%%

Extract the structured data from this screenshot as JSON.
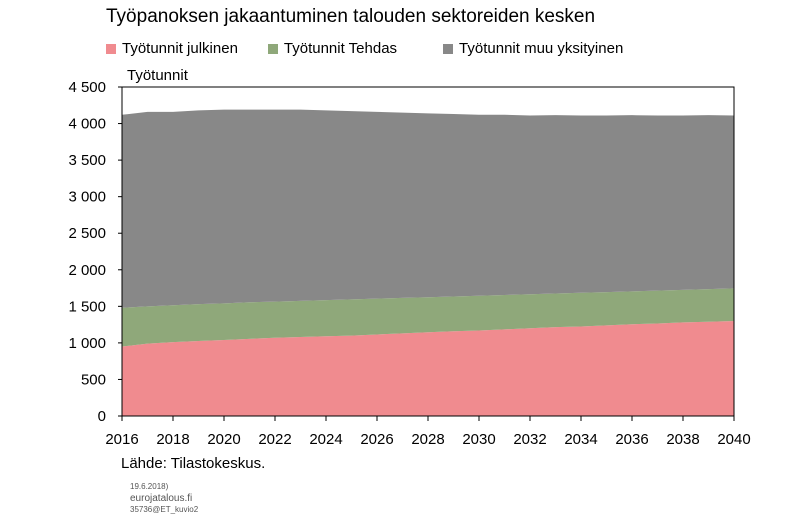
{
  "chart_data": {
    "type": "area",
    "stacked": true,
    "title": "Työpanoksen jakaantuminen talouden sektoreiden kesken",
    "ylabel": "Työtunnit",
    "xlabel": "",
    "xlim": [
      2016,
      2040
    ],
    "ylim": [
      0,
      4500
    ],
    "x_ticks": [
      "2016",
      "2018",
      "2020",
      "2022",
      "2024",
      "2026",
      "2028",
      "2030",
      "2032",
      "2034",
      "2036",
      "2038",
      "2040"
    ],
    "y_ticks": [
      0,
      500,
      1000,
      1500,
      2000,
      2500,
      3000,
      3500,
      4000,
      4500
    ],
    "y_tick_labels": [
      "0",
      "500",
      "1 000",
      "1 500",
      "2 000",
      "2 500",
      "3 000",
      "3 500",
      "4 000",
      "4 500"
    ],
    "legend_position": "top",
    "grid": false,
    "x": [
      2016,
      2017,
      2018,
      2019,
      2020,
      2021,
      2022,
      2023,
      2024,
      2025,
      2026,
      2027,
      2028,
      2029,
      2030,
      2031,
      2032,
      2033,
      2034,
      2035,
      2036,
      2037,
      2038,
      2039,
      2040
    ],
    "series": [
      {
        "name": "Työtunnit julkinen",
        "color": "#f08b8f",
        "values": [
          950,
          990,
          1010,
          1025,
          1040,
          1055,
          1070,
          1080,
          1090,
          1100,
          1115,
          1130,
          1145,
          1160,
          1170,
          1185,
          1200,
          1215,
          1225,
          1240,
          1255,
          1265,
          1280,
          1290,
          1300
        ]
      },
      {
        "name": "Työtunnit Tehdas",
        "color": "#8fa87a",
        "values": [
          530,
          510,
          505,
          505,
          500,
          500,
          495,
          495,
          495,
          495,
          490,
          485,
          480,
          475,
          475,
          470,
          465,
          460,
          460,
          455,
          450,
          450,
          445,
          445,
          445
        ]
      },
      {
        "name": "Työtunnit muu yksityinen",
        "color": "#888888",
        "values": [
          2640,
          2660,
          2645,
          2650,
          2650,
          2635,
          2625,
          2615,
          2595,
          2575,
          2555,
          2535,
          2515,
          2495,
          2475,
          2465,
          2445,
          2440,
          2425,
          2415,
          2410,
          2395,
          2385,
          2380,
          2365
        ]
      }
    ]
  },
  "source": "Lähde: Tilastokeskus.",
  "footer": {
    "date": "19.6.2018)",
    "site": "eurojatalous.fi",
    "code": "35736@ET_kuvio2"
  }
}
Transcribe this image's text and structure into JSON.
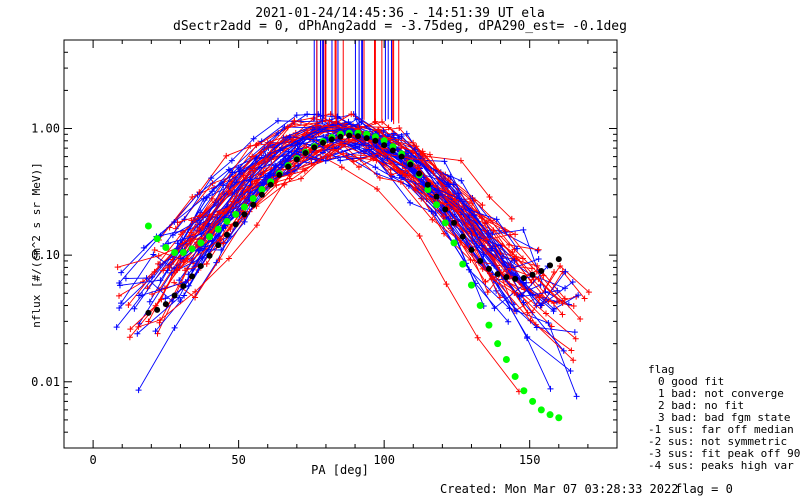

%%

> **What this task involves**: In this exercise, set down all of the data exactly, without the pictures.

> **The result**:
Extract the structured data from this screenshot as JSON.
{
  "chart_data": {
    "type": "area",
    "stacked": true,
    "title": "Työpanoksen jakaantuminen talouden sektoreiden kesken",
    "ylabel": "Työtunnit",
    "xlabel": "",
    "xlim": [
      2016,
      2040
    ],
    "ylim": [
      0,
      4500
    ],
    "x_ticks": [
      "2016",
      "2018",
      "2020",
      "2022",
      "2024",
      "2026",
      "2028",
      "2030",
      "2032",
      "2034",
      "2036",
      "2038",
      "2040"
    ],
    "y_ticks": [
      0,
      500,
      1000,
      1500,
      2000,
      2500,
      3000,
      3500,
      4000,
      4500
    ],
    "y_tick_labels": [
      "0",
      "500",
      "1 000",
      "1 500",
      "2 000",
      "2 500",
      "3 000",
      "3 500",
      "4 000",
      "4 500"
    ],
    "legend_position": "top",
    "grid": false,
    "x": [
      2016,
      2017,
      2018,
      2019,
      2020,
      2021,
      2022,
      2023,
      2024,
      2025,
      2026,
      2027,
      2028,
      2029,
      2030,
      2031,
      2032,
      2033,
      2034,
      2035,
      2036,
      2037,
      2038,
      2039,
      2040
    ],
    "series": [
      {
        "name": "Työtunnit julkinen",
        "color": "#f08b8f",
        "values": [
          950,
          990,
          1010,
          1025,
          1040,
          1055,
          1070,
          1080,
          1090,
          1100,
          1115,
          1130,
          1145,
          1160,
          1170,
          1185,
          1200,
          1215,
          1225,
          1240,
          1255,
          1265,
          1280,
          1290,
          1300
        ]
      },
      {
        "name": "Työtunnit Tehdas",
        "color": "#8fa87a",
        "values": [
          530,
          510,
          505,
          505,
          500,
          500,
          495,
          495,
          495,
          495,
          490,
          485,
          480,
          475,
          475,
          470,
          465,
          460,
          460,
          455,
          450,
          450,
          445,
          445,
          445
        ]
      },
      {
        "name": "Työtunnit muu yksityinen",
        "color": "#888888",
        "values": [
          2640,
          2660,
          2645,
          2650,
          2650,
          2635,
          2625,
          2615,
          2595,
          2575,
          2555,
          2535,
          2515,
          2495,
          2475,
          2465,
          2445,
          2440,
          2425,
          2415,
          2410,
          2395,
          2385,
          2380,
          2365
        ]
      }
    ]
  },
  "source": "Lähde: Tilastokeskus.",
  "footer": {
    "date": "19.6.2018)",
    "site": "eurojatalous.fi",
    "code": "35736@ET_kuvio2"
  }
}
Transcribe this image's text and structure into JSON.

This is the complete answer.